Exercise instructions: Identify each line containing the word "Some" and copy it.

BEGIN Material

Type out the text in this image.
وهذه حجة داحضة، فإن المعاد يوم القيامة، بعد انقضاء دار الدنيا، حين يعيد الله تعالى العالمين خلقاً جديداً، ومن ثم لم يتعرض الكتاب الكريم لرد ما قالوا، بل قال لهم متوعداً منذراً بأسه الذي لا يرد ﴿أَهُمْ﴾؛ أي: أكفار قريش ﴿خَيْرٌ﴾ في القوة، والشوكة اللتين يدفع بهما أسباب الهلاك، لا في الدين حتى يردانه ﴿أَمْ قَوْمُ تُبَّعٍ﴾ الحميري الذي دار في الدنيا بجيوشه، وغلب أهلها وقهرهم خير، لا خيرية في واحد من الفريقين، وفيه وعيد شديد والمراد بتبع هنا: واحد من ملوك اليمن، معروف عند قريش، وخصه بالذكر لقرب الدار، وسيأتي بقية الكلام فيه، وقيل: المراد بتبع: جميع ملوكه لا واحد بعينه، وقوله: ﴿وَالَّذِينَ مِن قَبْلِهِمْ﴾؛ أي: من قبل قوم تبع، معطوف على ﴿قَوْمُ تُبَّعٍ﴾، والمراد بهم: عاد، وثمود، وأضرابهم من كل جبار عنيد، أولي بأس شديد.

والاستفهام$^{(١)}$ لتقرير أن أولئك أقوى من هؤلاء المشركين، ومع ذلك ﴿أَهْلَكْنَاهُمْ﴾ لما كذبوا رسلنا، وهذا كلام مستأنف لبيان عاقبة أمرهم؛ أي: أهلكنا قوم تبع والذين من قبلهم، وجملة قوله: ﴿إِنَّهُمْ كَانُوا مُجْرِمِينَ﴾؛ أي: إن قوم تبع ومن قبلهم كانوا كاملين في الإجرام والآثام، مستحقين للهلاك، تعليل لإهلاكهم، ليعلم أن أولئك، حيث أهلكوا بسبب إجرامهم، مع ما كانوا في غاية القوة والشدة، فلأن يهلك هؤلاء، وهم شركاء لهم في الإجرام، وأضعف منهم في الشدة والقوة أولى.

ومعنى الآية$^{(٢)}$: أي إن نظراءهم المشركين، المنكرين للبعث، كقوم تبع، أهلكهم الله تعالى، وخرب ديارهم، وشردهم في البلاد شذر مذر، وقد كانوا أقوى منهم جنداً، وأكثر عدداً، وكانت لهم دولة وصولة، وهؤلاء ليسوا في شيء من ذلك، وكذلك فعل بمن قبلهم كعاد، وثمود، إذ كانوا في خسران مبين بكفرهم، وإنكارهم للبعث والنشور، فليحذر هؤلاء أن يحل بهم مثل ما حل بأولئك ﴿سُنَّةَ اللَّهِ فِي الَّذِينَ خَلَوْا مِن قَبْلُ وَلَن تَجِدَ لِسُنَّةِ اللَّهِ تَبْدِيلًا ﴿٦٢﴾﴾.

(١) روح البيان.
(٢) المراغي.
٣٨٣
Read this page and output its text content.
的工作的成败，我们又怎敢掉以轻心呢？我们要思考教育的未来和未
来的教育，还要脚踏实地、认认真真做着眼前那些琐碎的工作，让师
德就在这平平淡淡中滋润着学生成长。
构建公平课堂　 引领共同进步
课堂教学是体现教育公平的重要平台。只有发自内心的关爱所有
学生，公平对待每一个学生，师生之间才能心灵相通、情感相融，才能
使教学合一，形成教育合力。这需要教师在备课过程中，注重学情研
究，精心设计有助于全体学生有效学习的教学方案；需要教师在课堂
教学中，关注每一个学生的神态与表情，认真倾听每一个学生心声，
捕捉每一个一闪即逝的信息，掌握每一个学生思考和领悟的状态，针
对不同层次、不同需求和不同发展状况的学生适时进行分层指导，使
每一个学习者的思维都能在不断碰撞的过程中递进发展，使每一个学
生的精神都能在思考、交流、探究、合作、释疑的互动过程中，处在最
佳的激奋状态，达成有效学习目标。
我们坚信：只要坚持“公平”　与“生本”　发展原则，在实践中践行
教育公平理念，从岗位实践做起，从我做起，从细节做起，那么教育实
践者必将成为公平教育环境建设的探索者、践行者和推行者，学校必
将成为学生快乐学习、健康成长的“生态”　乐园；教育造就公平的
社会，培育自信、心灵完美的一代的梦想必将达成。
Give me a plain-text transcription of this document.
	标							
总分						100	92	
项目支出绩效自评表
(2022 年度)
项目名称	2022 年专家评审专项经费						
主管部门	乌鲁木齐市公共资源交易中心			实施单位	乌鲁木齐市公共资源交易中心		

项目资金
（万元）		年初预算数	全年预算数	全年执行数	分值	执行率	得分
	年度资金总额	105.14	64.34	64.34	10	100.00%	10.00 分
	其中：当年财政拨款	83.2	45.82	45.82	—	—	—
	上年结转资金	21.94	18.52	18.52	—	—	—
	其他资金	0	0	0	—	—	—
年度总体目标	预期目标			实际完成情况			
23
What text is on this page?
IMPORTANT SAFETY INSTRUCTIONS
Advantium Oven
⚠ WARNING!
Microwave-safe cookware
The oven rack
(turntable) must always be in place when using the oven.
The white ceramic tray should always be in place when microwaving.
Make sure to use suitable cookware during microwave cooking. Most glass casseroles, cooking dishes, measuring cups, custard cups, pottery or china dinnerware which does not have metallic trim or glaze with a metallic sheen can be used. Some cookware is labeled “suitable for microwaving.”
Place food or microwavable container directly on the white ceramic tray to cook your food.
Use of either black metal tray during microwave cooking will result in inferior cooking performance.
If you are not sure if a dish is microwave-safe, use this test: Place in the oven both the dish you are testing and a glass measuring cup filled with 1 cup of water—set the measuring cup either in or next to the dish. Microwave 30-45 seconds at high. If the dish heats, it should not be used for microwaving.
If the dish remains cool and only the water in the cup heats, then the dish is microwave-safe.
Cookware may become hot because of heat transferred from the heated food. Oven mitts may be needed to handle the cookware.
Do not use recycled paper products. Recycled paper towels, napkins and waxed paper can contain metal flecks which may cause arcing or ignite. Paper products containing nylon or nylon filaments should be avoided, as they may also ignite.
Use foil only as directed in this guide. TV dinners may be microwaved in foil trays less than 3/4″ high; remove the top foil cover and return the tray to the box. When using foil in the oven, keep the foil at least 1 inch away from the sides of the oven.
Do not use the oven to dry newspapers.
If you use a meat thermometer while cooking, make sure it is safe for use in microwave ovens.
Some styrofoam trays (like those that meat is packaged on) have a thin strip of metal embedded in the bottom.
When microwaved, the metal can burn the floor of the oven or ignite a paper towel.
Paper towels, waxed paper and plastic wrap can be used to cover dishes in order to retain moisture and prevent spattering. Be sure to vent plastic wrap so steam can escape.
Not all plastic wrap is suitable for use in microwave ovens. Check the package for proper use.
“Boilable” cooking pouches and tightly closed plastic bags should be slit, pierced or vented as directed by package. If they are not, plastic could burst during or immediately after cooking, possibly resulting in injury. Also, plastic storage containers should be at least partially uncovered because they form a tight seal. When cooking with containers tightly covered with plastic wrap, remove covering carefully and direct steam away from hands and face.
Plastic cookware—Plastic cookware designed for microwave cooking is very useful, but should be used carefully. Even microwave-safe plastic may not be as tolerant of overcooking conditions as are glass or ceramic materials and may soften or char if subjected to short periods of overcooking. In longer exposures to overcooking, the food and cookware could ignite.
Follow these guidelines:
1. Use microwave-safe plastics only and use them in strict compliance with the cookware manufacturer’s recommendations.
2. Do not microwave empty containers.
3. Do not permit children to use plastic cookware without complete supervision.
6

END Material

Result of the task:
Make sure to use suitable cookware during microwave cooking. Most glass casseroles, cooking dishes, measuring cups, custard cups, pottery or china dinnerware which does not have metallic trim or glaze with a metallic sheen can be used. Some cookware is labeled “suitable for microwaving.”
Some styrofoam trays (like those that meat is packaged on) have a thin strip of metal embedded in the bottom.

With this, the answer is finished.